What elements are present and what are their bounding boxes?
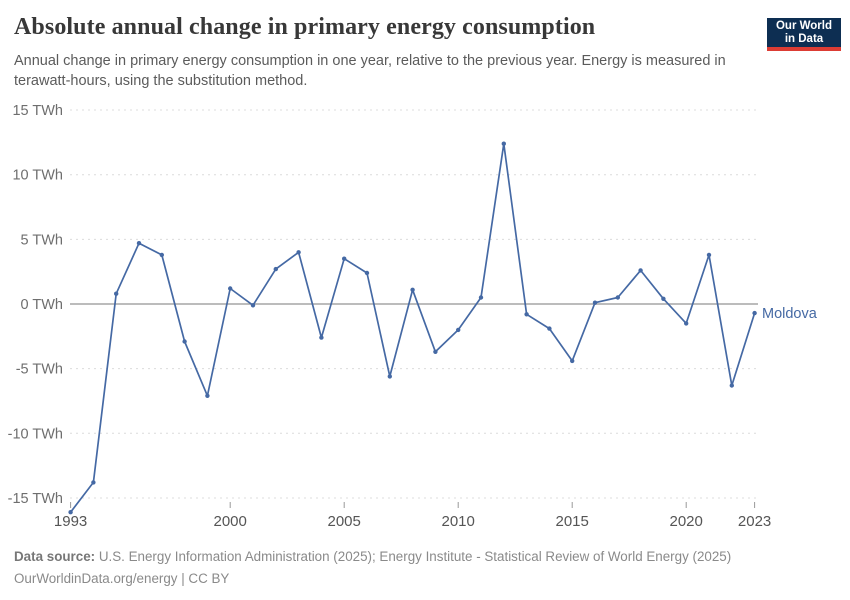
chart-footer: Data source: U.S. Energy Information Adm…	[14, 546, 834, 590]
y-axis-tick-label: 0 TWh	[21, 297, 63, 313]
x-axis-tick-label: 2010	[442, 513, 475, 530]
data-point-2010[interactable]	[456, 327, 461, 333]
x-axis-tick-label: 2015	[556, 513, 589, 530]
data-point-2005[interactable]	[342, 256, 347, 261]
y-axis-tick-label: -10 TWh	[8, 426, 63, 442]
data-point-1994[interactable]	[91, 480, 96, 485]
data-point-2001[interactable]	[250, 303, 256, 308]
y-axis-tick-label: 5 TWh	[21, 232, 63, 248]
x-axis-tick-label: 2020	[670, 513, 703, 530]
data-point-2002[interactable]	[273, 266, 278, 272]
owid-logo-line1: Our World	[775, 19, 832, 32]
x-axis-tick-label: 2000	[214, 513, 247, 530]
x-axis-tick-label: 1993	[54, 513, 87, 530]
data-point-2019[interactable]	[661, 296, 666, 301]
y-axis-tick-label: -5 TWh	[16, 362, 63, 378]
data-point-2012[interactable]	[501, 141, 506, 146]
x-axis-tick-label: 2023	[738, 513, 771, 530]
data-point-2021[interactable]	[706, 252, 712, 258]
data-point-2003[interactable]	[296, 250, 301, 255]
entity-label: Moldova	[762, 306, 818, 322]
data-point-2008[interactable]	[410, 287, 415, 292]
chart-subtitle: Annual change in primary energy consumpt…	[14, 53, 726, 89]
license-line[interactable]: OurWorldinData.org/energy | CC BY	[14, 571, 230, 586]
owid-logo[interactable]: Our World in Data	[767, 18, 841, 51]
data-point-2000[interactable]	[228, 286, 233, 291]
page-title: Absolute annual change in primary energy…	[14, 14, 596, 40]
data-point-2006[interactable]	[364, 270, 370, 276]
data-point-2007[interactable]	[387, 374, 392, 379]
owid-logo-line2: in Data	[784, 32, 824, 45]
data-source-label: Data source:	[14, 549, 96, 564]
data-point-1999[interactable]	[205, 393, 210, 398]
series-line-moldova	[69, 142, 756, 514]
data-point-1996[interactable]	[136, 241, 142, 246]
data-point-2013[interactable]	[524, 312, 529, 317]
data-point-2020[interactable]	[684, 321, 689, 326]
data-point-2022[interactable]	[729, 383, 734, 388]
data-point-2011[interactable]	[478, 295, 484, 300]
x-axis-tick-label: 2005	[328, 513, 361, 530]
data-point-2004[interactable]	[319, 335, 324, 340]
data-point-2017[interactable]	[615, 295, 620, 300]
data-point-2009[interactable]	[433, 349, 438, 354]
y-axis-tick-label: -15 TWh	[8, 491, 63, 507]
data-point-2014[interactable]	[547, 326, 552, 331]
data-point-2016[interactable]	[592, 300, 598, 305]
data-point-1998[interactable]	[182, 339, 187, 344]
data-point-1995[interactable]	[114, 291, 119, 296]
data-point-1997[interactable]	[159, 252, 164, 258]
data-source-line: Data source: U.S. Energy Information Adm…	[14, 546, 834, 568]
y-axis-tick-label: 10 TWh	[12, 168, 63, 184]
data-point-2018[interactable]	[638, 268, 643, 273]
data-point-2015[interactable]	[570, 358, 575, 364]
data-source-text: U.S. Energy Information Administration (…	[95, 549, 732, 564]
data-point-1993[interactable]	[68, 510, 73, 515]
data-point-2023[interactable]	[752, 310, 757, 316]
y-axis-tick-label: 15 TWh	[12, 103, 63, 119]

--

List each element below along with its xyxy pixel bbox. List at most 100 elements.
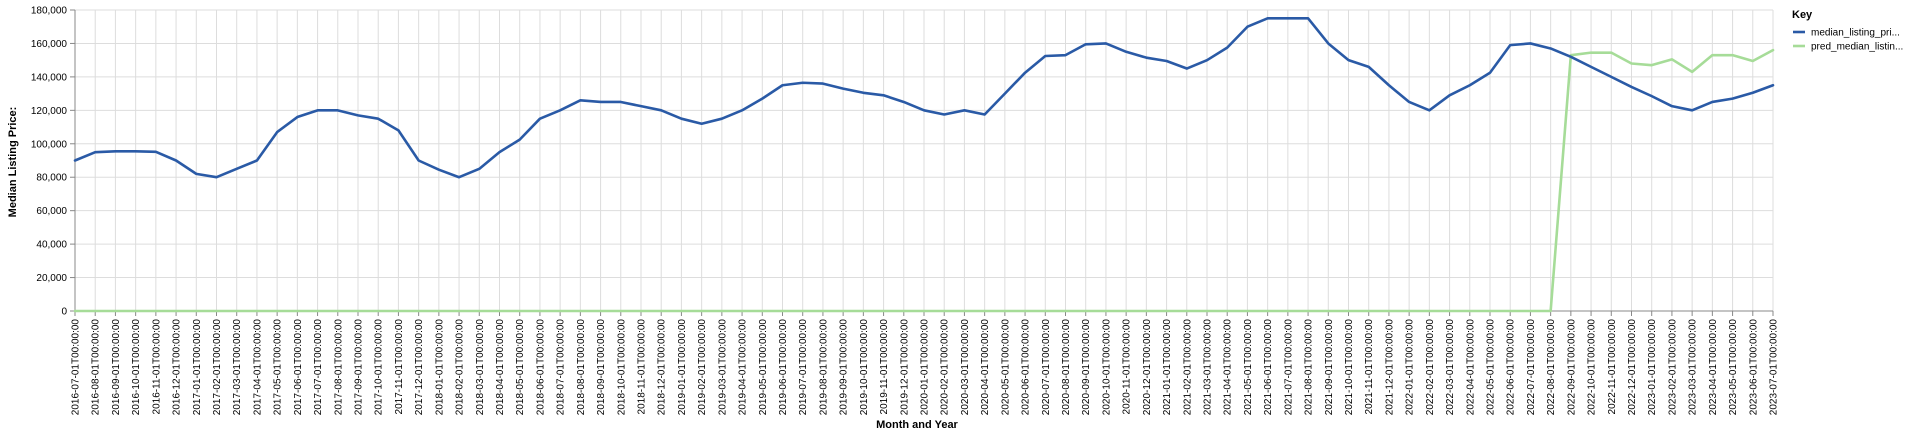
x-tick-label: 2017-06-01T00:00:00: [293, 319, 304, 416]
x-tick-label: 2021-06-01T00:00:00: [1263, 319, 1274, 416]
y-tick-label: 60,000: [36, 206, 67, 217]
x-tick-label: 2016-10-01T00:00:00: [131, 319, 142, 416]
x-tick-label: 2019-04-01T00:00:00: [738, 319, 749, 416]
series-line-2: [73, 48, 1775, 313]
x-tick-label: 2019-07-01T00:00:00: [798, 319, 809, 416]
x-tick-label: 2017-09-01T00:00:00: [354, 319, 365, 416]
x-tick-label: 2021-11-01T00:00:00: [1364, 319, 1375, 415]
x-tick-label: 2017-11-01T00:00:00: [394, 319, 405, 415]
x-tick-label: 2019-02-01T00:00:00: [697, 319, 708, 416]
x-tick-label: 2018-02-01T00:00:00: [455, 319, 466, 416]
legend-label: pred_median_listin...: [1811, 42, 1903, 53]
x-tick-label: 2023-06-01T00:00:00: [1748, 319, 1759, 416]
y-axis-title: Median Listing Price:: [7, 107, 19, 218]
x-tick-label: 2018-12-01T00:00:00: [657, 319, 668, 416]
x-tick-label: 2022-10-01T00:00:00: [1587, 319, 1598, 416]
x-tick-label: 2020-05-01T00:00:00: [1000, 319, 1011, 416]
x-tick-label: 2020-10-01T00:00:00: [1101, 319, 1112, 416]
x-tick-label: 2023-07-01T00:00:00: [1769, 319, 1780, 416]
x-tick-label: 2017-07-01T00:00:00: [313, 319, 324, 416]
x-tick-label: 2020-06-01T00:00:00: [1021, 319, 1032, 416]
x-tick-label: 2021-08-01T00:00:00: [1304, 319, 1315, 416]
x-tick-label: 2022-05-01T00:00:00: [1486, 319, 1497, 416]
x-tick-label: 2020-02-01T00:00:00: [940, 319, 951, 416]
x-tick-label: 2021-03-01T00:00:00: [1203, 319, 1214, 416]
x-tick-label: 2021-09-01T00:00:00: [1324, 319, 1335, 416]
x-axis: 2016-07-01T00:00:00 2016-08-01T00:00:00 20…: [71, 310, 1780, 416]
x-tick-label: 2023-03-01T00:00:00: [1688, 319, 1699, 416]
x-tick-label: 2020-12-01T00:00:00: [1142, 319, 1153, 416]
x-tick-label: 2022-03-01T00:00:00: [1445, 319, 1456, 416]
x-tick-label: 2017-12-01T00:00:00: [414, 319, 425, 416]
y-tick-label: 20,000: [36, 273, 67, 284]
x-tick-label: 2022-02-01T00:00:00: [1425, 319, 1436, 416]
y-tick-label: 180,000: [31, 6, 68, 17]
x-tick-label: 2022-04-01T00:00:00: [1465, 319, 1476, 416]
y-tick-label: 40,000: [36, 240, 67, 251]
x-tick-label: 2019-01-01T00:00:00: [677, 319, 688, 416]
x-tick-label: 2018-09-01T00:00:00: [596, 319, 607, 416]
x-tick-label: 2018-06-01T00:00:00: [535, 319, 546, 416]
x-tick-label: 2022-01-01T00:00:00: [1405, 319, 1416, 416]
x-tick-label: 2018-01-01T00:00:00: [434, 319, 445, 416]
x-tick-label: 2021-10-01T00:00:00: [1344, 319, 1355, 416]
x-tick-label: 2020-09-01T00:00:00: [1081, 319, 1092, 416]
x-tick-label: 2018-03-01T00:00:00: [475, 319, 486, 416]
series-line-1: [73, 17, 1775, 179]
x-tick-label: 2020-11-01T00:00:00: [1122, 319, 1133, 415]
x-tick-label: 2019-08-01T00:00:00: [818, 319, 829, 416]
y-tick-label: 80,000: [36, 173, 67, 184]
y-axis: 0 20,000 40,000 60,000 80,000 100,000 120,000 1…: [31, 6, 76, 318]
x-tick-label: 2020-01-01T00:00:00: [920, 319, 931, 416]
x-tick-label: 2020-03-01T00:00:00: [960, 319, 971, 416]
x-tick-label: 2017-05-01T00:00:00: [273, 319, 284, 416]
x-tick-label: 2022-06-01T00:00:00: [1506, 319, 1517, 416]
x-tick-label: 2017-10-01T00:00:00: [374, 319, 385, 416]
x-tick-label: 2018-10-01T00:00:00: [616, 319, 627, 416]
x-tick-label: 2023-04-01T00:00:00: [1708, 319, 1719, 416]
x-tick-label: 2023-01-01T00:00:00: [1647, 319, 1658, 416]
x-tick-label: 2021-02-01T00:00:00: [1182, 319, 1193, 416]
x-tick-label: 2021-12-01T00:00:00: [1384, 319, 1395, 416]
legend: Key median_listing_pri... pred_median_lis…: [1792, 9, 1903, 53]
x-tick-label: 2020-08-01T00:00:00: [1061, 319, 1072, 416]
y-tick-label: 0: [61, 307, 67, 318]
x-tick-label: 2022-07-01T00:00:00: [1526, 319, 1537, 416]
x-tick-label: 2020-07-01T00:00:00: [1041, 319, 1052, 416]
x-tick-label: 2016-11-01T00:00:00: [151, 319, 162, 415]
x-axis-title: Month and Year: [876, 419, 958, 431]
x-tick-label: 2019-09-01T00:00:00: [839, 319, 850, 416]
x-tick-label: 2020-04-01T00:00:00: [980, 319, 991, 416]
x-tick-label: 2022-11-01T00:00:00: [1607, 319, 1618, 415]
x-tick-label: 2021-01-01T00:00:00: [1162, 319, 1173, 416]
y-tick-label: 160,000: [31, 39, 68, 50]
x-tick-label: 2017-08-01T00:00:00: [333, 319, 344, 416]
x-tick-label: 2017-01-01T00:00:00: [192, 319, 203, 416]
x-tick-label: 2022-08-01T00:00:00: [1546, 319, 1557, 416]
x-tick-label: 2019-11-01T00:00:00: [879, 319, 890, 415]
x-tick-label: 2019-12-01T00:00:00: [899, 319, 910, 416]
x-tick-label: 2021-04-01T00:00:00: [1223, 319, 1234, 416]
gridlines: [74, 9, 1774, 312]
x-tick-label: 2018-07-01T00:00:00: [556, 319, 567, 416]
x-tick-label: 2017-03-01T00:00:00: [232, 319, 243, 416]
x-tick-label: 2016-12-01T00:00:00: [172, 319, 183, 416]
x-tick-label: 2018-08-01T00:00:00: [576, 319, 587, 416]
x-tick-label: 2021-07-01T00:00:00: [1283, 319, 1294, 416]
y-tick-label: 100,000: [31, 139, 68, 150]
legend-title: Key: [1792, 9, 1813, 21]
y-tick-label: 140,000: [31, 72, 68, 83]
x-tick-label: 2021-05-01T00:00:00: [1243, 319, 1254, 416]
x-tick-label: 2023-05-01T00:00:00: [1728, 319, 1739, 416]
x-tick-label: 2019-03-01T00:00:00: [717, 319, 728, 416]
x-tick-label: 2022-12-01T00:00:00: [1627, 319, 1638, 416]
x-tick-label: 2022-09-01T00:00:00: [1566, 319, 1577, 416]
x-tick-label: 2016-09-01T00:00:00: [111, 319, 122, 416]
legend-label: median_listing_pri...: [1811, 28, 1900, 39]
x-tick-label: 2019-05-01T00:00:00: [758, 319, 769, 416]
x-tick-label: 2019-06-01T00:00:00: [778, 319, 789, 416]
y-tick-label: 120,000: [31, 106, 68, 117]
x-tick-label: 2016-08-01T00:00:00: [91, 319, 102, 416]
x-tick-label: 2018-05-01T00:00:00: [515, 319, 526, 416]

» Exercise prompt
Format the lines of the items from the line containing "x-tick-label: 2017-06-01T00:00:00: [293, 319, 304, 416]" up to and including the line containing "x-tick-label: 2019-04-01T00:00:00: [738, 319, 749, 416]" as a Markdown table with the columns No. and Entry. Number each row and leave out any blank lines.

» Task response
| No. | Entry |
|---|---|
| 1 | x-tick-label: 2017-06-01T00:00:00: [293, 319, 304, 416] |
| 2 | x-tick-label: 2021-06-01T00:00:00: [1263, 319, 1274, 416] |
| 3 | y-tick-label: 60,000: [36, 206, 67, 217] |
| 4 | x-tick-label: 2016-10-01T00:00:00: [131, 319, 142, 416] |
| 5 | x-tick-label: 2019-04-01T00:00:00: [738, 319, 749, 416] |